• [Dataset extract]
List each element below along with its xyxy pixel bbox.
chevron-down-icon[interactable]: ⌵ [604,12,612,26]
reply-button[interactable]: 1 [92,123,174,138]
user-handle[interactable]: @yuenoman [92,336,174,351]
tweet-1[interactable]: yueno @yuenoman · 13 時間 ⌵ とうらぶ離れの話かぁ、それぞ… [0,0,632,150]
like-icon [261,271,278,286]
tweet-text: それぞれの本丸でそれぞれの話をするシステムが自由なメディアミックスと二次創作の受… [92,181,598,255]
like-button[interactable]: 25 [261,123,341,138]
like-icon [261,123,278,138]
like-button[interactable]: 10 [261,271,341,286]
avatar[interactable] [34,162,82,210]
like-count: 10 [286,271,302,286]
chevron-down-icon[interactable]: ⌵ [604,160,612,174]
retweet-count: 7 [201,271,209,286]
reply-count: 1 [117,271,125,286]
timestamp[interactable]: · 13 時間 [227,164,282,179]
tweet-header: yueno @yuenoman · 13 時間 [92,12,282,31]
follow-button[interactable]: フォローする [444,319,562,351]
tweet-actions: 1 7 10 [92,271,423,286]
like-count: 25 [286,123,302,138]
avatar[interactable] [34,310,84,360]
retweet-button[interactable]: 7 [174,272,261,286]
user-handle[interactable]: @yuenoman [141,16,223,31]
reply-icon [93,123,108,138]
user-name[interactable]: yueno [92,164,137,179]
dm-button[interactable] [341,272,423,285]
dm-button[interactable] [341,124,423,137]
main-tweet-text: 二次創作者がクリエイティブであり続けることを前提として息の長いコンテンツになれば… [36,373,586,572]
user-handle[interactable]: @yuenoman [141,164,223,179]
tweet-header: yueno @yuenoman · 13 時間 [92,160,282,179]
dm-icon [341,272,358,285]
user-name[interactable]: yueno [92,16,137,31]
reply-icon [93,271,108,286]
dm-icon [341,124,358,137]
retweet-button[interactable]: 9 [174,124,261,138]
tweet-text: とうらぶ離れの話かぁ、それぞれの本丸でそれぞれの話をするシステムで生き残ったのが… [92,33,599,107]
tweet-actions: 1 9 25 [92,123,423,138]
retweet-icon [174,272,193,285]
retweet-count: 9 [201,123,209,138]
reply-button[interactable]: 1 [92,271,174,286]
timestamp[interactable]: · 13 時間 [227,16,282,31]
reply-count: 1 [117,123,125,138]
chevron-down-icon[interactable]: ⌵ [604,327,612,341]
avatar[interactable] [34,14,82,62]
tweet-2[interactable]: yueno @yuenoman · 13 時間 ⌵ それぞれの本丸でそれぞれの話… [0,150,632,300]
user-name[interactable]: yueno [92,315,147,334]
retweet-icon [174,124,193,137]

• [Exercise goal] Rewrite the entries above, replacing every "avatar" with "profile-image" and leaving everything else unchanged.

• [Output of the exercise]
List each element below along with its xyxy pixel bbox.
chevron-down-icon[interactable]: ⌵ [604,12,612,26]
reply-button[interactable]: 1 [92,123,174,138]
user-handle[interactable]: @yuenoman [92,336,174,351]
tweet-1[interactable]: yueno @yuenoman · 13 時間 ⌵ とうらぶ離れの話かぁ、それぞ… [0,0,632,150]
like-icon [261,271,278,286]
tweet-text: それぞれの本丸でそれぞれの話をするシステムが自由なメディアミックスと二次創作の受… [92,181,598,255]
like-button[interactable]: 25 [261,123,341,138]
like-icon [261,123,278,138]
like-button[interactable]: 10 [261,271,341,286]
profile-image[interactable] [34,162,82,210]
like-count: 10 [286,271,302,286]
chevron-down-icon[interactable]: ⌵ [604,160,612,174]
retweet-count: 7 [201,271,209,286]
reply-count: 1 [117,271,125,286]
timestamp[interactable]: · 13 時間 [227,164,282,179]
tweet-header: yueno @yuenoman · 13 時間 [92,12,282,31]
follow-button[interactable]: フォローする [444,319,562,351]
tweet-actions: 1 7 10 [92,271,423,286]
like-count: 25 [286,123,302,138]
profile-image[interactable] [34,310,84,360]
retweet-button[interactable]: 7 [174,272,261,286]
user-handle[interactable]: @yuenoman [141,16,223,31]
reply-icon [93,123,108,138]
user-name[interactable]: yueno [92,164,137,179]
dm-button[interactable] [341,272,423,285]
dm-button[interactable] [341,124,423,137]
main-tweet-text: 二次創作者がクリエイティブであり続けることを前提として息の長いコンテンツになれば… [36,373,586,572]
user-handle[interactable]: @yuenoman [141,164,223,179]
tweet-header: yueno @yuenoman · 13 時間 [92,160,282,179]
dm-icon [341,272,358,285]
user-name[interactable]: yueno [92,16,137,31]
reply-icon [93,271,108,286]
dm-icon [341,124,358,137]
retweet-button[interactable]: 9 [174,124,261,138]
tweet-text: とうらぶ離れの話かぁ、それぞれの本丸でそれぞれの話をするシステムで生き残ったのが… [92,33,599,107]
tweet-actions: 1 9 25 [92,123,423,138]
retweet-icon [174,272,193,285]
retweet-count: 9 [201,123,209,138]
reply-button[interactable]: 1 [92,271,174,286]
timestamp[interactable]: · 13 時間 [227,16,282,31]
reply-count: 1 [117,123,125,138]
chevron-down-icon[interactable]: ⌵ [604,327,612,341]
profile-image[interactable] [34,14,82,62]
tweet-2[interactable]: yueno @yuenoman · 13 時間 ⌵ それぞれの本丸でそれぞれの話… [0,150,632,300]
user-name[interactable]: yueno [92,315,147,334]
retweet-icon [174,124,193,137]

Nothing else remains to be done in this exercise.